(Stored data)
###

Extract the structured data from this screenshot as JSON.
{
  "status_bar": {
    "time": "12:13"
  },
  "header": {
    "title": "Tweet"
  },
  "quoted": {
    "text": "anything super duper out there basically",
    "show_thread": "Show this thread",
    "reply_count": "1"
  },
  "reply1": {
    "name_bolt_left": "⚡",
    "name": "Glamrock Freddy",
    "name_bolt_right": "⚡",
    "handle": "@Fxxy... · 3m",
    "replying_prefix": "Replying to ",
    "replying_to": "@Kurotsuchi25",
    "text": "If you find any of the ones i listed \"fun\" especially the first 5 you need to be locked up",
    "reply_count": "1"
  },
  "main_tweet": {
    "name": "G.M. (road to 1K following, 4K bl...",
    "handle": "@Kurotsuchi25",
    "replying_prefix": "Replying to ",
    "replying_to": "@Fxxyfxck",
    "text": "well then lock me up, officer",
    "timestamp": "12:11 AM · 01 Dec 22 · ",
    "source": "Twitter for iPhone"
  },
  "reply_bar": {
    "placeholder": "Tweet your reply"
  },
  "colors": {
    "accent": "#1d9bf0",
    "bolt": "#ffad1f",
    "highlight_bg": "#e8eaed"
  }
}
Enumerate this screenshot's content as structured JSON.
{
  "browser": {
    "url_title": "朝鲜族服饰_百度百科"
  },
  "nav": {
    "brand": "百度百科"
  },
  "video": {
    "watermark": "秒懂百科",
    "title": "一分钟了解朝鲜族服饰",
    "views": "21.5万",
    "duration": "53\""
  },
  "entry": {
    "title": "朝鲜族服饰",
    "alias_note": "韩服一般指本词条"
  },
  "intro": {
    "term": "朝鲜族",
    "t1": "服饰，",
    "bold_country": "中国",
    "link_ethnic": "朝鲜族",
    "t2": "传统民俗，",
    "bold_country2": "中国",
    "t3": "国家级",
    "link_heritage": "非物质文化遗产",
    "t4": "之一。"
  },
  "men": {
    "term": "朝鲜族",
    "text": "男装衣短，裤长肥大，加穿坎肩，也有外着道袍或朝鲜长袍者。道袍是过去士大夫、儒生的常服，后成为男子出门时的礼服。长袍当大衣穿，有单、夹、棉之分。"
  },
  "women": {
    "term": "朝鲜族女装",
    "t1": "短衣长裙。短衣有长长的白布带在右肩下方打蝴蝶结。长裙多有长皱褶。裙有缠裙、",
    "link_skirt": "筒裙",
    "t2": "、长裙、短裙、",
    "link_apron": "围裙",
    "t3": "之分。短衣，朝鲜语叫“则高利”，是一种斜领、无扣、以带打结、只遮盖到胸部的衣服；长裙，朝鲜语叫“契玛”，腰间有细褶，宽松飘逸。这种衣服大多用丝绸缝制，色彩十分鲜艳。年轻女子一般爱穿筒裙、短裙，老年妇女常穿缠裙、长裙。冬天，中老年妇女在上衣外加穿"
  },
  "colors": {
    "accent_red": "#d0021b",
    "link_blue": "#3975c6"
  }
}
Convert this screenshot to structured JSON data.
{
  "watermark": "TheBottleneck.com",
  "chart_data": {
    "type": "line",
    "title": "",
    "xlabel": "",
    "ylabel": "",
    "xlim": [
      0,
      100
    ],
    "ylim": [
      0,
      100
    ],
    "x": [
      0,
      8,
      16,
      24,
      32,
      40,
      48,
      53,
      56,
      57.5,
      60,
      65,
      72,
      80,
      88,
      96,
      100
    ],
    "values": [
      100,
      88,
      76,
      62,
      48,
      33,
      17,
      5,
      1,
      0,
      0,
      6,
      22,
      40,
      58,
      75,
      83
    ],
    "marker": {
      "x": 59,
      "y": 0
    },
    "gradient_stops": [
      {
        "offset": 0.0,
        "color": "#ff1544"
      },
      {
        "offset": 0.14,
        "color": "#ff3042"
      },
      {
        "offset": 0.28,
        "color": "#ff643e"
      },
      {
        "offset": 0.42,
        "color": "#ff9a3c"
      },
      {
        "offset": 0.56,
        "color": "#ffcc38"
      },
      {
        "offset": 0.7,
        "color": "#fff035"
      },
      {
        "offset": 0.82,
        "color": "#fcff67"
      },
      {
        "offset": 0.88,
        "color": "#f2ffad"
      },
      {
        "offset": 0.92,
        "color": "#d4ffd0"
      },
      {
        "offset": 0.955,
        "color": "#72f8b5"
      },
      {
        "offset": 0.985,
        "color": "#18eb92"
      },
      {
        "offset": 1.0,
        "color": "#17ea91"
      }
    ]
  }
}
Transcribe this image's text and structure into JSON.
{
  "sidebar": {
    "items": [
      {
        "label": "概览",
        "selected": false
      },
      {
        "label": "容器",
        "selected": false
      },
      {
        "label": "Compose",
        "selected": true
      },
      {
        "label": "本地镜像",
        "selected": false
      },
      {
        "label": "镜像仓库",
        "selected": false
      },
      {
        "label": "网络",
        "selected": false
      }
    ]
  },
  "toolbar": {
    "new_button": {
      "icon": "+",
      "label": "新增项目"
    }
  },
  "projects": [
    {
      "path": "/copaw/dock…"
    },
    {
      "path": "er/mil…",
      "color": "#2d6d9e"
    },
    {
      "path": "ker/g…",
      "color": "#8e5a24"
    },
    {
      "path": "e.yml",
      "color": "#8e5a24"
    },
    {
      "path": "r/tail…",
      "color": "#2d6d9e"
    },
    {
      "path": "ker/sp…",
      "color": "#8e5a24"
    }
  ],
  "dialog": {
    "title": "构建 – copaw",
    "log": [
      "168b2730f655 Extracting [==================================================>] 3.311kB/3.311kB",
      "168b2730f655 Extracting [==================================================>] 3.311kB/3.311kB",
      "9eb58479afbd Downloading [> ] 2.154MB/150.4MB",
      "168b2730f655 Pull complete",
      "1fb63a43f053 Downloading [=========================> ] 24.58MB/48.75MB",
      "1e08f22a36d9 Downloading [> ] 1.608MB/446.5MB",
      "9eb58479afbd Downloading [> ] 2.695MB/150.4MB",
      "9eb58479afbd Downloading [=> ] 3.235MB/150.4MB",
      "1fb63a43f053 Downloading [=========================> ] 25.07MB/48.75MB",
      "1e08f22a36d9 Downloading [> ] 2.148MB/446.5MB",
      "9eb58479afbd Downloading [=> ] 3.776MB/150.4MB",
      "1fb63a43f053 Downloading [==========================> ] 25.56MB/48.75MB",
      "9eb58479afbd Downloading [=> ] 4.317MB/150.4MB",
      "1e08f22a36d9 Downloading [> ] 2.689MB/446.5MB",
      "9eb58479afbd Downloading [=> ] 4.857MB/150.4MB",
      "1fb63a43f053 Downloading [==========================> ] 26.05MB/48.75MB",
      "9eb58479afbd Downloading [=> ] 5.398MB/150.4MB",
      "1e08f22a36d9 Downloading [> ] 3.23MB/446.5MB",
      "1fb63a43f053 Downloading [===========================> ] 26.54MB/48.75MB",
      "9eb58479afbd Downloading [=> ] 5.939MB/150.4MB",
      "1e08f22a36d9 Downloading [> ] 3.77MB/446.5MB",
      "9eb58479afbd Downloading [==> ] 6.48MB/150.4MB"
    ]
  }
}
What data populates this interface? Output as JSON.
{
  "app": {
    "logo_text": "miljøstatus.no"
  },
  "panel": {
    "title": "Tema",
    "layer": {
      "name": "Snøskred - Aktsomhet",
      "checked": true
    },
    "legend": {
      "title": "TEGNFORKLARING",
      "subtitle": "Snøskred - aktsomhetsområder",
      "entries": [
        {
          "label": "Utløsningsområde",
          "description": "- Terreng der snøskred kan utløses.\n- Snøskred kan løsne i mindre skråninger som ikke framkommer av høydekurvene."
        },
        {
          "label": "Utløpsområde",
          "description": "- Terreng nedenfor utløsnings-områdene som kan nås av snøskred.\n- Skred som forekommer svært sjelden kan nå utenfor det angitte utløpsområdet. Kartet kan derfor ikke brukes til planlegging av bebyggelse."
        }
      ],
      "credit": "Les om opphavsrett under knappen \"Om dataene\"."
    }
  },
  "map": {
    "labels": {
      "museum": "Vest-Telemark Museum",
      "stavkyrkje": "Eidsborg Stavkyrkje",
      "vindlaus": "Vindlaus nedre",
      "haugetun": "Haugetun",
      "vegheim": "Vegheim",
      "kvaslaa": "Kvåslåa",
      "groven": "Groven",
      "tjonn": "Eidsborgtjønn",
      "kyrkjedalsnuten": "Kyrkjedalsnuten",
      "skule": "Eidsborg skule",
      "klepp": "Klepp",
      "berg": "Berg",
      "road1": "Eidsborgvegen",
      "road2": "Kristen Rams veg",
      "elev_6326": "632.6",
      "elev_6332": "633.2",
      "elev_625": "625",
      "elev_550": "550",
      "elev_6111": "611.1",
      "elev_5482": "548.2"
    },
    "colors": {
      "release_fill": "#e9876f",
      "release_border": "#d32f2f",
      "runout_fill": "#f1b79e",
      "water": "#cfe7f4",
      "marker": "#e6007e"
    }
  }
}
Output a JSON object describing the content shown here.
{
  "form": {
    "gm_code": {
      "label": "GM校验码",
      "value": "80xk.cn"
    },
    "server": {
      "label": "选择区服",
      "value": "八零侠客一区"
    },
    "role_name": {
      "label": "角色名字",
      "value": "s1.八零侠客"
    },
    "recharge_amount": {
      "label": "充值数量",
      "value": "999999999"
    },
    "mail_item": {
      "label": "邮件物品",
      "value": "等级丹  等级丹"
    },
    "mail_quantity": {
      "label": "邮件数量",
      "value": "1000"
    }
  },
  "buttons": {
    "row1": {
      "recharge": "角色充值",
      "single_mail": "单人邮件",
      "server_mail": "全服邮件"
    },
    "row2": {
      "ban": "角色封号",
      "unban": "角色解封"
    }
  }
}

###

▶ **Aim**: Where a line holds "content", copy it out.

▶ **Solution for this exercise**:
Enumerate this screenshot's content as structured JSON.
Output a JSON object describing the content shown here.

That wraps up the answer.